Collected data
══════════

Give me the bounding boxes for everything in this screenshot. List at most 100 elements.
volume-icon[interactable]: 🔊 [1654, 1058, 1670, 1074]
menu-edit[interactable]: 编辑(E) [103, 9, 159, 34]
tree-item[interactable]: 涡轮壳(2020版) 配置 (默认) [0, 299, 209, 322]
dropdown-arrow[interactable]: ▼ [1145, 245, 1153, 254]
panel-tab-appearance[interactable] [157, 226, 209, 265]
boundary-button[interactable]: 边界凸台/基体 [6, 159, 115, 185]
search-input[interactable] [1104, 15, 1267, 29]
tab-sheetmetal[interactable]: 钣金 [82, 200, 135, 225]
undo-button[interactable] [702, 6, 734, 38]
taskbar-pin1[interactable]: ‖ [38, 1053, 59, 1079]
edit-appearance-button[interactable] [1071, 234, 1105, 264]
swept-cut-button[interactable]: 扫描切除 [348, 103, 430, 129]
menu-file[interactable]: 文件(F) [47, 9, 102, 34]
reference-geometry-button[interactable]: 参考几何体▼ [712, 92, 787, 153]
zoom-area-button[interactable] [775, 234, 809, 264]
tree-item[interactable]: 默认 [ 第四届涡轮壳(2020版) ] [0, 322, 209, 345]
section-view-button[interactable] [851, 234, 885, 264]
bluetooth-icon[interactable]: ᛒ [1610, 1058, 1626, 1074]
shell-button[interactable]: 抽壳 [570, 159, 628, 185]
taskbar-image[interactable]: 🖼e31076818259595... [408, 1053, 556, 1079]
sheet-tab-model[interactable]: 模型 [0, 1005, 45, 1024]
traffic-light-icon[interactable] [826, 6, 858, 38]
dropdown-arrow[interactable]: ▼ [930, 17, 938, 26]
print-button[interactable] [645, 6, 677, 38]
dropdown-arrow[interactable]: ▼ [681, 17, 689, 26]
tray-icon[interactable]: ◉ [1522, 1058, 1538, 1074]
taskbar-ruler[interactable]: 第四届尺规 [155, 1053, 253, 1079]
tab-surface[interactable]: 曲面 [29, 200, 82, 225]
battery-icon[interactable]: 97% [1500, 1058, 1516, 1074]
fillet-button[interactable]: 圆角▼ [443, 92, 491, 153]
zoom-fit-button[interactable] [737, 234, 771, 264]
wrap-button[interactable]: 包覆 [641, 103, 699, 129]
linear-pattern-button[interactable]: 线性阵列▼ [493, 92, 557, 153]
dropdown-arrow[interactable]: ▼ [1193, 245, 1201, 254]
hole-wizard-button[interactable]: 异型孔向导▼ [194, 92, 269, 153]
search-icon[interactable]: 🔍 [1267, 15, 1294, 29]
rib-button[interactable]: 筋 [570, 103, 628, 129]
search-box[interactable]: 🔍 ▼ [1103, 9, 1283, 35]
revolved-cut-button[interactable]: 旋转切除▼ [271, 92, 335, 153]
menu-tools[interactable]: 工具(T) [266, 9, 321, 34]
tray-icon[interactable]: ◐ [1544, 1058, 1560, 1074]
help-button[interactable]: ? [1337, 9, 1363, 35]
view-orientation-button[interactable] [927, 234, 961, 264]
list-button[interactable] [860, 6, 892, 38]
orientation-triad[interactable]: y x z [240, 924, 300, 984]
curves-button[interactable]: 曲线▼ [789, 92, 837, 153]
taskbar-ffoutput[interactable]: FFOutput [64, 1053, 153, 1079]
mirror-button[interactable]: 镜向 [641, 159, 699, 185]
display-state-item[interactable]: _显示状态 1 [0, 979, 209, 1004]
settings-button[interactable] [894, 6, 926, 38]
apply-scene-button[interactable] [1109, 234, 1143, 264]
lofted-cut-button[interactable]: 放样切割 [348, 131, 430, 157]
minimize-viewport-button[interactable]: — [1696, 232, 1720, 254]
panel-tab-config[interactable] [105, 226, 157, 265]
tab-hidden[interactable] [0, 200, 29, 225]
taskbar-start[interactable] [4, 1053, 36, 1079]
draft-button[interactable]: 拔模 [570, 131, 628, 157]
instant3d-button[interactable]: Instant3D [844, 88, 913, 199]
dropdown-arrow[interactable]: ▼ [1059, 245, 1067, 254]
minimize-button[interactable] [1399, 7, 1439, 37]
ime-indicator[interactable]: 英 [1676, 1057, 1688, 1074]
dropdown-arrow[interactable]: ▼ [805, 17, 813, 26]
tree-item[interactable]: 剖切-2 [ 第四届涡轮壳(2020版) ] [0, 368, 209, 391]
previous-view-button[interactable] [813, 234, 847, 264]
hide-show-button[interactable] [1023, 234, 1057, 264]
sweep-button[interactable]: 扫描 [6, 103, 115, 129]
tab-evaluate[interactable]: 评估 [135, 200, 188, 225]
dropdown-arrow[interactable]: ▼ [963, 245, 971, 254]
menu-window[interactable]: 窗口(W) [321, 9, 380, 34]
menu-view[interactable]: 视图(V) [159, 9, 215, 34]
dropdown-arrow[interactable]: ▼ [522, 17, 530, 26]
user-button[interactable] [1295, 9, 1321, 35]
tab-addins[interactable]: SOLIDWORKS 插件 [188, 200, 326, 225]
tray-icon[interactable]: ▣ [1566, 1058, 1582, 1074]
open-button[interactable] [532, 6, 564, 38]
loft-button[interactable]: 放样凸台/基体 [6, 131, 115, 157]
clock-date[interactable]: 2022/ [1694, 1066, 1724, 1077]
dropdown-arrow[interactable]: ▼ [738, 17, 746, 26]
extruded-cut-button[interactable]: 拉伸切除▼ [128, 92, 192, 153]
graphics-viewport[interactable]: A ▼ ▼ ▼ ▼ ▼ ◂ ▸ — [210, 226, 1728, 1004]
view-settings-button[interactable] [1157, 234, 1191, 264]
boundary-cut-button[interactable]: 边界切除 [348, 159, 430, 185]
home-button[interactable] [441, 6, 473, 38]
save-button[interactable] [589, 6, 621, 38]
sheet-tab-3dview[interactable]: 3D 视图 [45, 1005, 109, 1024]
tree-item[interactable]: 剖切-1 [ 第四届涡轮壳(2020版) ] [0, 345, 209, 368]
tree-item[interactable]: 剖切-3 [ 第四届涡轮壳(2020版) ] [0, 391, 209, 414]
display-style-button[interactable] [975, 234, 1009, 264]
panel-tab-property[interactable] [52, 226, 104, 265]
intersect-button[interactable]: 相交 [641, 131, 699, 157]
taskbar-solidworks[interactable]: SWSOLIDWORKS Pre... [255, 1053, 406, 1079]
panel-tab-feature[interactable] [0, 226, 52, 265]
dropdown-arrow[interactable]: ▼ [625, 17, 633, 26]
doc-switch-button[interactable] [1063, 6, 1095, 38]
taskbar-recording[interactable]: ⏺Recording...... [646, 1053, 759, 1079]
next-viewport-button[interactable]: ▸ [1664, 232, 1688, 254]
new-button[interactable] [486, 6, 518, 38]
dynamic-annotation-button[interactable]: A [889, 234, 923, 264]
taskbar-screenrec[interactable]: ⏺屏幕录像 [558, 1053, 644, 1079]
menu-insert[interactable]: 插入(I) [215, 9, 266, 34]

══════════

■ REQUEST
Please repeat the records word for word, starting at the first line and stopping after the line that contains "tab-sheetmetal[interactable]: 钣金 [82, 200, 135, 225]".

■ WRITTEN ANSWER
Give me the bounding boxes for everything in this screenshot. List at most 100 elements.
volume-icon[interactable]: 🔊 [1654, 1058, 1670, 1074]
menu-edit[interactable]: 编辑(E) [103, 9, 159, 34]
tree-item[interactable]: 涡轮壳(2020版) 配置 (默认) [0, 299, 209, 322]
dropdown-arrow[interactable]: ▼ [1145, 245, 1153, 254]
panel-tab-appearance[interactable] [157, 226, 209, 265]
boundary-button[interactable]: 边界凸台/基体 [6, 159, 115, 185]
search-input[interactable] [1104, 15, 1267, 29]
tab-sheetmetal[interactable]: 钣金 [82, 200, 135, 225]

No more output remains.